Given information:
══════════════════════════════

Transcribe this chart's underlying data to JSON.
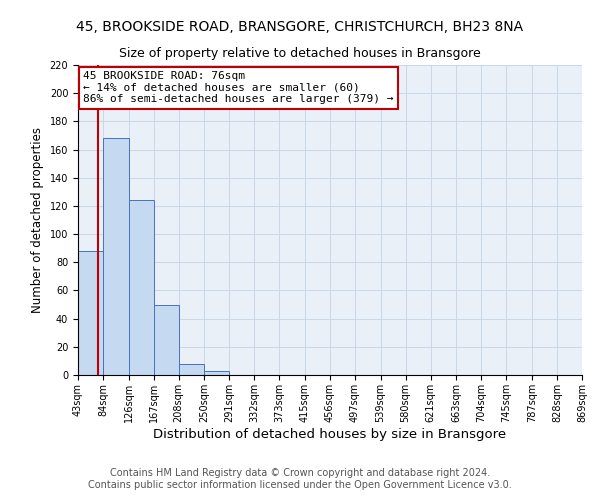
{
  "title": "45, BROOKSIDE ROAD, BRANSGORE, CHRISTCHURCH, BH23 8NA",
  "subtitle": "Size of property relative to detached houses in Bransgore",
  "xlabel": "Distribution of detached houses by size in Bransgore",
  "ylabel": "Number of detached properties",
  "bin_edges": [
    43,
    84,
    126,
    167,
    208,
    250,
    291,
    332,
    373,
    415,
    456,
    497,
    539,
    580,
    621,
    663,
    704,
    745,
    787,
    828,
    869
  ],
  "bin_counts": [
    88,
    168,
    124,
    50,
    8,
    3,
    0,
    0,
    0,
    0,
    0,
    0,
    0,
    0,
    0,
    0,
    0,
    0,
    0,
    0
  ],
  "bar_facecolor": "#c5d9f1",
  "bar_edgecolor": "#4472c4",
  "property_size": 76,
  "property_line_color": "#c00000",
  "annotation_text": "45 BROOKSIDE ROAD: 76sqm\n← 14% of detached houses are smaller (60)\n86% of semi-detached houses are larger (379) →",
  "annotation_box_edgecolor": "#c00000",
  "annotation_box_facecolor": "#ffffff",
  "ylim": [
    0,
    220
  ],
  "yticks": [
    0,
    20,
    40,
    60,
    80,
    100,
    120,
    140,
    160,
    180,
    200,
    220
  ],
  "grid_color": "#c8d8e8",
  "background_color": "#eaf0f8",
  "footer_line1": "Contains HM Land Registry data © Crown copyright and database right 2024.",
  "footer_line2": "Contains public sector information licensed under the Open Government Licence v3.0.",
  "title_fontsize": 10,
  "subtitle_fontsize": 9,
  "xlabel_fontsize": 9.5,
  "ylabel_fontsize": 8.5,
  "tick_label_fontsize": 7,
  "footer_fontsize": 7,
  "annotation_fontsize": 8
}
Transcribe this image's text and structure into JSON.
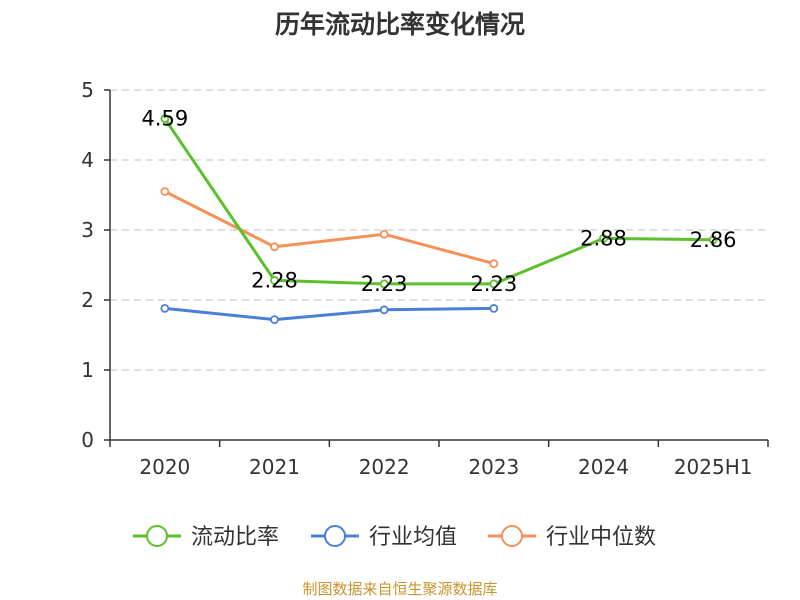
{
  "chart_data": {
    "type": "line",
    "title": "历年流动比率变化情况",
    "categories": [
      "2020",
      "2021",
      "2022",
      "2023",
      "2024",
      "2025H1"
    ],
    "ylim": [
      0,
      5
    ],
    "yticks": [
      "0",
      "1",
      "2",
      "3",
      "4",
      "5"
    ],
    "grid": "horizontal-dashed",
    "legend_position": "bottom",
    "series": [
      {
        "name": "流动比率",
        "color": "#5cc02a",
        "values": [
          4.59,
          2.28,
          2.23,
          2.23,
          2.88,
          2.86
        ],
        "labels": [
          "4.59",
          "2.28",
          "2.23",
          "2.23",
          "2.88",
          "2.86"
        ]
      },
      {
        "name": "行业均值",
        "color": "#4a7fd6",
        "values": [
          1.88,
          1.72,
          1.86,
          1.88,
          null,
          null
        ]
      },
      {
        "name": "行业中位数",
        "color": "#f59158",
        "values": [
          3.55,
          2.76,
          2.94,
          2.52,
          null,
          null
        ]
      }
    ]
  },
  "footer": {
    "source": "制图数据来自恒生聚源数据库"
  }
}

══════════════════════════════

Required task: All records above are to be printed exactly, minus the pictures they contain.

Reply:
Transcribe this chart's underlying data to JSON.
{
  "title": "45, BROOKSIDE ROAD, BRANSGORE, CHRISTCHURCH, BH23 8NA",
  "subtitle": "Size of property relative to detached houses in Bransgore",
  "xlabel": "Distribution of detached houses by size in Bransgore",
  "ylabel": "Number of detached properties",
  "bin_edges": [
    43,
    84,
    126,
    167,
    208,
    250,
    291,
    332,
    373,
    415,
    456,
    497,
    539,
    580,
    621,
    663,
    704,
    745,
    787,
    828,
    869
  ],
  "bin_counts": [
    88,
    168,
    124,
    50,
    8,
    3,
    0,
    0,
    0,
    0,
    0,
    0,
    0,
    0,
    0,
    0,
    0,
    0,
    0,
    0
  ],
  "bar_facecolor": "#c5d9f1",
  "bar_edgecolor": "#4472c4",
  "property_size": 76,
  "property_line_color": "#c00000",
  "annotation_text": "45 BROOKSIDE ROAD: 76sqm\n← 14% of detached houses are smaller (60)\n86% of semi-detached houses are larger (379) →",
  "annotation_box_edgecolor": "#c00000",
  "annotation_box_facecolor": "#ffffff",
  "ylim": [
    0,
    220
  ],
  "yticks": [
    0,
    20,
    40,
    60,
    80,
    100,
    120,
    140,
    160,
    180,
    200,
    220
  ],
  "grid_color": "#c8d8e8",
  "background_color": "#eaf0f8",
  "footer_line1": "Contains HM Land Registry data © Crown copyright and database right 2024.",
  "footer_line2": "Contains public sector information licensed under the Open Government Licence v3.0.",
  "title_fontsize": 10,
  "subtitle_fontsize": 9,
  "xlabel_fontsize": 9.5,
  "ylabel_fontsize": 8.5,
  "tick_label_fontsize": 7,
  "footer_fontsize": 7,
  "annotation_fontsize": 8
}
Transcribe this image's text and structure into JSON.
{
  "chart_data": {
    "type": "line",
    "title": "历年流动比率变化情况",
    "categories": [
      "2020",
      "2021",
      "2022",
      "2023",
      "2024",
      "2025H1"
    ],
    "ylim": [
      0,
      5
    ],
    "yticks": [
      "0",
      "1",
      "2",
      "3",
      "4",
      "5"
    ],
    "grid": "horizontal-dashed",
    "legend_position": "bottom",
    "series": [
      {
        "name": "流动比率",
        "color": "#5cc02a",
        "values": [
          4.59,
          2.28,
          2.23,
          2.23,
          2.88,
          2.86
        ],
        "labels": [
          "4.59",
          "2.28",
          "2.23",
          "2.23",
          "2.88",
          "2.86"
        ]
      },
      {
        "name": "行业均值",
        "color": "#4a7fd6",
        "values": [
          1.88,
          1.72,
          1.86,
          1.88,
          null,
          null
        ]
      },
      {
        "name": "行业中位数",
        "color": "#f59158",
        "values": [
          3.55,
          2.76,
          2.94,
          2.52,
          null,
          null
        ]
      }
    ]
  },
  "footer": {
    "source": "制图数据来自恒生聚源数据库"
  }
}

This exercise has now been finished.